§ **WHAT THE TASK ASKS**: Leave out the pictures and copy the remaining records exactly.

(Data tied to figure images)

/---

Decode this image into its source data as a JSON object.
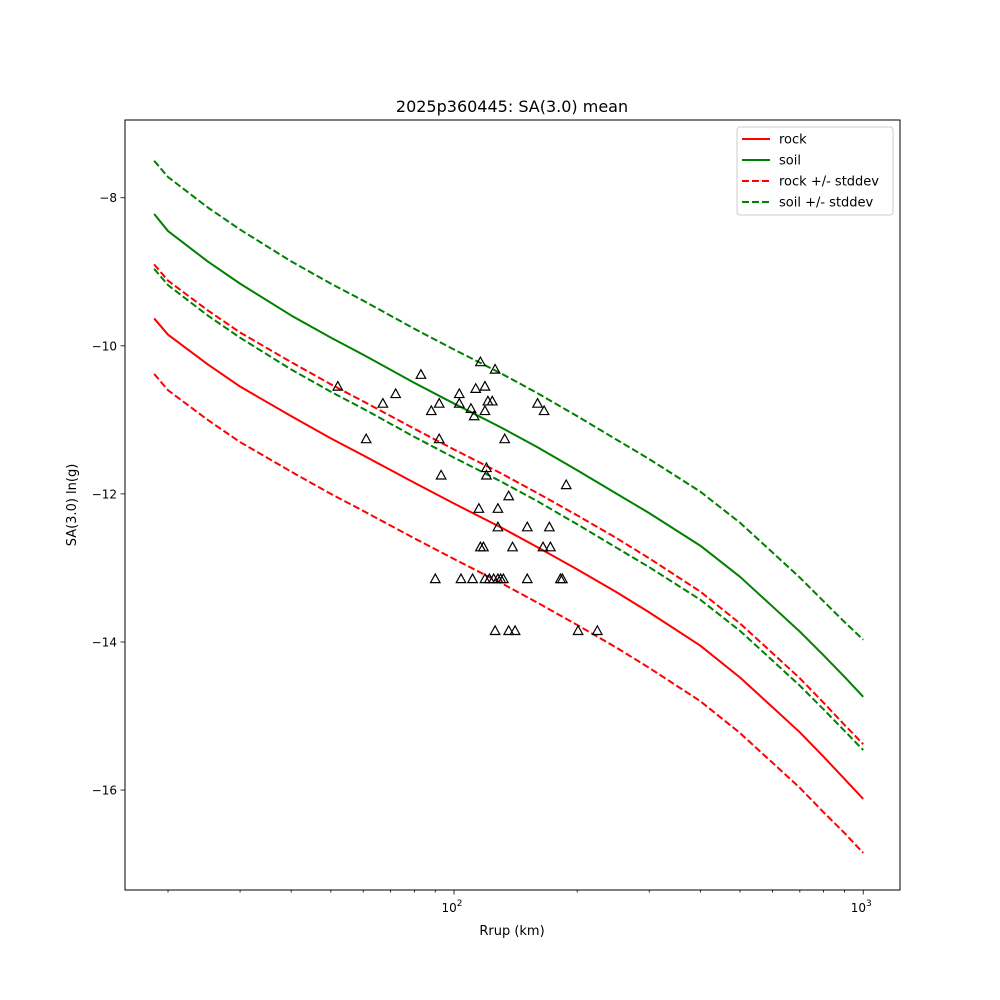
{
  "chart_data": {
    "type": "line",
    "title": "2025p360445: SA(3.0) mean",
    "xlabel": "Rrup (km)",
    "ylabel": "SA(3.0) ln(g)",
    "xscale": "log",
    "xlim": [
      15.7,
      1230
    ],
    "ylim": [
      -17.35,
      -6.95
    ],
    "grid": false,
    "legend_position": "top-right",
    "x_ticks": [
      {
        "value": 100,
        "label": "10",
        "exp": "2"
      },
      {
        "value": 1000,
        "label": "10",
        "exp": "3"
      }
    ],
    "y_ticks": [
      -8,
      -10,
      -12,
      -14,
      -16
    ],
    "x": [
      18.5,
      20,
      25,
      30,
      40,
      50,
      60,
      80,
      100,
      130,
      160,
      200,
      250,
      300,
      400,
      500,
      600,
      700,
      800,
      900,
      1000
    ],
    "series": [
      {
        "name": "rock",
        "color": "#ff0000",
        "dash": false,
        "values": [
          -9.63,
          -9.85,
          -10.25,
          -10.55,
          -10.95,
          -11.25,
          -11.48,
          -11.85,
          -12.13,
          -12.45,
          -12.72,
          -13.02,
          -13.33,
          -13.6,
          -14.05,
          -14.48,
          -14.88,
          -15.22,
          -15.55,
          -15.85,
          -16.12
        ]
      },
      {
        "name": "soil",
        "color": "#008000",
        "dash": false,
        "values": [
          -8.22,
          -8.45,
          -8.86,
          -9.16,
          -9.59,
          -9.89,
          -10.12,
          -10.5,
          -10.78,
          -11.1,
          -11.37,
          -11.68,
          -12.0,
          -12.26,
          -12.7,
          -13.12,
          -13.52,
          -13.86,
          -14.18,
          -14.47,
          -14.74
        ]
      },
      {
        "name": "rock +/- stddev",
        "color": "#ff0000",
        "dash": true,
        "values": [
          -8.9,
          -9.12,
          -9.52,
          -9.82,
          -10.22,
          -10.52,
          -10.75,
          -11.12,
          -11.4,
          -11.72,
          -11.99,
          -12.29,
          -12.6,
          -12.87,
          -13.32,
          -13.75,
          -14.15,
          -14.49,
          -14.82,
          -15.12,
          -15.38
        ]
      },
      {
        "name": "rock +/- stddev (lower)",
        "color": "#ff0000",
        "dash": true,
        "legend": false,
        "values": [
          -10.38,
          -10.6,
          -11.0,
          -11.3,
          -11.7,
          -12.0,
          -12.23,
          -12.6,
          -12.88,
          -13.2,
          -13.47,
          -13.77,
          -14.08,
          -14.35,
          -14.8,
          -15.23,
          -15.63,
          -15.97,
          -16.3,
          -16.58,
          -16.85
        ]
      },
      {
        "name": "soil +/- stddev",
        "color": "#008000",
        "dash": true,
        "values": [
          -7.5,
          -7.72,
          -8.13,
          -8.43,
          -8.86,
          -9.16,
          -9.39,
          -9.77,
          -10.05,
          -10.37,
          -10.64,
          -10.95,
          -11.27,
          -11.53,
          -11.97,
          -12.39,
          -12.79,
          -13.13,
          -13.45,
          -13.73,
          -13.97
        ]
      },
      {
        "name": "soil +/- stddev (lower)",
        "color": "#008000",
        "dash": true,
        "legend": false,
        "values": [
          -8.96,
          -9.18,
          -9.59,
          -9.89,
          -10.32,
          -10.62,
          -10.85,
          -11.23,
          -11.51,
          -11.83,
          -12.1,
          -12.41,
          -12.73,
          -12.99,
          -13.43,
          -13.85,
          -14.25,
          -14.59,
          -14.91,
          -15.2,
          -15.46
        ]
      }
    ],
    "legend": [
      {
        "label": "rock",
        "color": "#ff0000",
        "dash": false
      },
      {
        "label": "soil",
        "color": "#008000",
        "dash": false
      },
      {
        "label": "rock +/- stddev",
        "color": "#ff0000",
        "dash": true
      },
      {
        "label": "soil +/- stddev",
        "color": "#008000",
        "dash": true
      }
    ],
    "observations": {
      "marker": "triangle-open",
      "color": "#000000",
      "points": [
        [
          52,
          -10.55
        ],
        [
          67,
          -10.78
        ],
        [
          72,
          -10.65
        ],
        [
          61,
          -11.26
        ],
        [
          83,
          -10.39
        ],
        [
          88,
          -10.88
        ],
        [
          92,
          -10.78
        ],
        [
          92,
          -11.26
        ],
        [
          93,
          -11.75
        ],
        [
          90,
          -13.15
        ],
        [
          103,
          -10.65
        ],
        [
          103,
          -10.78
        ],
        [
          104,
          -13.15
        ],
        [
          110,
          -10.85
        ],
        [
          112,
          -10.95
        ],
        [
          113,
          -10.58
        ],
        [
          111,
          -13.15
        ],
        [
          116,
          -10.22
        ],
        [
          119,
          -10.55
        ],
        [
          119,
          -10.88
        ],
        [
          121,
          -10.75
        ],
        [
          124,
          -10.75
        ],
        [
          126,
          -10.32
        ],
        [
          120,
          -11.65
        ],
        [
          120,
          -11.75
        ],
        [
          115,
          -12.2
        ],
        [
          116,
          -12.72
        ],
        [
          118,
          -12.72
        ],
        [
          119,
          -13.15
        ],
        [
          122,
          -13.15
        ],
        [
          125,
          -13.15
        ],
        [
          128,
          -13.15
        ],
        [
          130,
          -13.15
        ],
        [
          132,
          -13.15
        ],
        [
          128,
          -12.2
        ],
        [
          128,
          -12.45
        ],
        [
          133,
          -11.26
        ],
        [
          136,
          -12.03
        ],
        [
          139,
          -12.72
        ],
        [
          126,
          -13.85
        ],
        [
          136,
          -13.85
        ],
        [
          141,
          -13.85
        ],
        [
          151,
          -12.45
        ],
        [
          151,
          -13.15
        ],
        [
          160,
          -10.78
        ],
        [
          166,
          -10.88
        ],
        [
          165,
          -12.72
        ],
        [
          171,
          -12.45
        ],
        [
          172,
          -12.72
        ],
        [
          182,
          -13.15
        ],
        [
          184,
          -13.15
        ],
        [
          188,
          -11.88
        ],
        [
          201,
          -13.85
        ],
        [
          224,
          -13.85
        ]
      ]
    }
  }
}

\---

§ **REPLY TO THE TASK**:
Decode this image into its source data as a JSON object.
{
  "chart_data": {
    "type": "line",
    "title": "2025p360445: SA(3.0) mean",
    "xlabel": "Rrup (km)",
    "ylabel": "SA(3.0) ln(g)",
    "xscale": "log",
    "xlim": [
      15.7,
      1230
    ],
    "ylim": [
      -17.35,
      -6.95
    ],
    "grid": false,
    "legend_position": "top-right",
    "x_ticks": [
      {
        "value": 100,
        "label": "10",
        "exp": "2"
      },
      {
        "value": 1000,
        "label": "10",
        "exp": "3"
      }
    ],
    "y_ticks": [
      -8,
      -10,
      -12,
      -14,
      -16
    ],
    "x": [
      18.5,
      20,
      25,
      30,
      40,
      50,
      60,
      80,
      100,
      130,
      160,
      200,
      250,
      300,
      400,
      500,
      600,
      700,
      800,
      900,
      1000
    ],
    "series": [
      {
        "name": "rock",
        "color": "#ff0000",
        "dash": false,
        "values": [
          -9.63,
          -9.85,
          -10.25,
          -10.55,
          -10.95,
          -11.25,
          -11.48,
          -11.85,
          -12.13,
          -12.45,
          -12.72,
          -13.02,
          -13.33,
          -13.6,
          -14.05,
          -14.48,
          -14.88,
          -15.22,
          -15.55,
          -15.85,
          -16.12
        ]
      },
      {
        "name": "soil",
        "color": "#008000",
        "dash": false,
        "values": [
          -8.22,
          -8.45,
          -8.86,
          -9.16,
          -9.59,
          -9.89,
          -10.12,
          -10.5,
          -10.78,
          -11.1,
          -11.37,
          -11.68,
          -12.0,
          -12.26,
          -12.7,
          -13.12,
          -13.52,
          -13.86,
          -14.18,
          -14.47,
          -14.74
        ]
      },
      {
        "name": "rock +/- stddev",
        "color": "#ff0000",
        "dash": true,
        "values": [
          -8.9,
          -9.12,
          -9.52,
          -9.82,
          -10.22,
          -10.52,
          -10.75,
          -11.12,
          -11.4,
          -11.72,
          -11.99,
          -12.29,
          -12.6,
          -12.87,
          -13.32,
          -13.75,
          -14.15,
          -14.49,
          -14.82,
          -15.12,
          -15.38
        ]
      },
      {
        "name": "rock +/- stddev (lower)",
        "color": "#ff0000",
        "dash": true,
        "legend": false,
        "values": [
          -10.38,
          -10.6,
          -11.0,
          -11.3,
          -11.7,
          -12.0,
          -12.23,
          -12.6,
          -12.88,
          -13.2,
          -13.47,
          -13.77,
          -14.08,
          -14.35,
          -14.8,
          -15.23,
          -15.63,
          -15.97,
          -16.3,
          -16.58,
          -16.85
        ]
      },
      {
        "name": "soil +/- stddev",
        "color": "#008000",
        "dash": true,
        "values": [
          -7.5,
          -7.72,
          -8.13,
          -8.43,
          -8.86,
          -9.16,
          -9.39,
          -9.77,
          -10.05,
          -10.37,
          -10.64,
          -10.95,
          -11.27,
          -11.53,
          -11.97,
          -12.39,
          -12.79,
          -13.13,
          -13.45,
          -13.73,
          -13.97
        ]
      },
      {
        "name": "soil +/- stddev (lower)",
        "color": "#008000",
        "dash": true,
        "legend": false,
        "values": [
          -8.96,
          -9.18,
          -9.59,
          -9.89,
          -10.32,
          -10.62,
          -10.85,
          -11.23,
          -11.51,
          -11.83,
          -12.1,
          -12.41,
          -12.73,
          -12.99,
          -13.43,
          -13.85,
          -14.25,
          -14.59,
          -14.91,
          -15.2,
          -15.46
        ]
      }
    ],
    "legend": [
      {
        "label": "rock",
        "color": "#ff0000",
        "dash": false
      },
      {
        "label": "soil",
        "color": "#008000",
        "dash": false
      },
      {
        "label": "rock +/- stddev",
        "color": "#ff0000",
        "dash": true
      },
      {
        "label": "soil +/- stddev",
        "color": "#008000",
        "dash": true
      }
    ],
    "observations": {
      "marker": "triangle-open",
      "color": "#000000",
      "points": [
        [
          52,
          -10.55
        ],
        [
          67,
          -10.78
        ],
        [
          72,
          -10.65
        ],
        [
          61,
          -11.26
        ],
        [
          83,
          -10.39
        ],
        [
          88,
          -10.88
        ],
        [
          92,
          -10.78
        ],
        [
          92,
          -11.26
        ],
        [
          93,
          -11.75
        ],
        [
          90,
          -13.15
        ],
        [
          103,
          -10.65
        ],
        [
          103,
          -10.78
        ],
        [
          104,
          -13.15
        ],
        [
          110,
          -10.85
        ],
        [
          112,
          -10.95
        ],
        [
          113,
          -10.58
        ],
        [
          111,
          -13.15
        ],
        [
          116,
          -10.22
        ],
        [
          119,
          -10.55
        ],
        [
          119,
          -10.88
        ],
        [
          121,
          -10.75
        ],
        [
          124,
          -10.75
        ],
        [
          126,
          -10.32
        ],
        [
          120,
          -11.65
        ],
        [
          120,
          -11.75
        ],
        [
          115,
          -12.2
        ],
        [
          116,
          -12.72
        ],
        [
          118,
          -12.72
        ],
        [
          119,
          -13.15
        ],
        [
          122,
          -13.15
        ],
        [
          125,
          -13.15
        ],
        [
          128,
          -13.15
        ],
        [
          130,
          -13.15
        ],
        [
          132,
          -13.15
        ],
        [
          128,
          -12.2
        ],
        [
          128,
          -12.45
        ],
        [
          133,
          -11.26
        ],
        [
          136,
          -12.03
        ],
        [
          139,
          -12.72
        ],
        [
          126,
          -13.85
        ],
        [
          136,
          -13.85
        ],
        [
          141,
          -13.85
        ],
        [
          151,
          -12.45
        ],
        [
          151,
          -13.15
        ],
        [
          160,
          -10.78
        ],
        [
          166,
          -10.88
        ],
        [
          165,
          -12.72
        ],
        [
          171,
          -12.45
        ],
        [
          172,
          -12.72
        ],
        [
          182,
          -13.15
        ],
        [
          184,
          -13.15
        ],
        [
          188,
          -11.88
        ],
        [
          201,
          -13.85
        ],
        [
          224,
          -13.85
        ]
      ]
    }
  }
}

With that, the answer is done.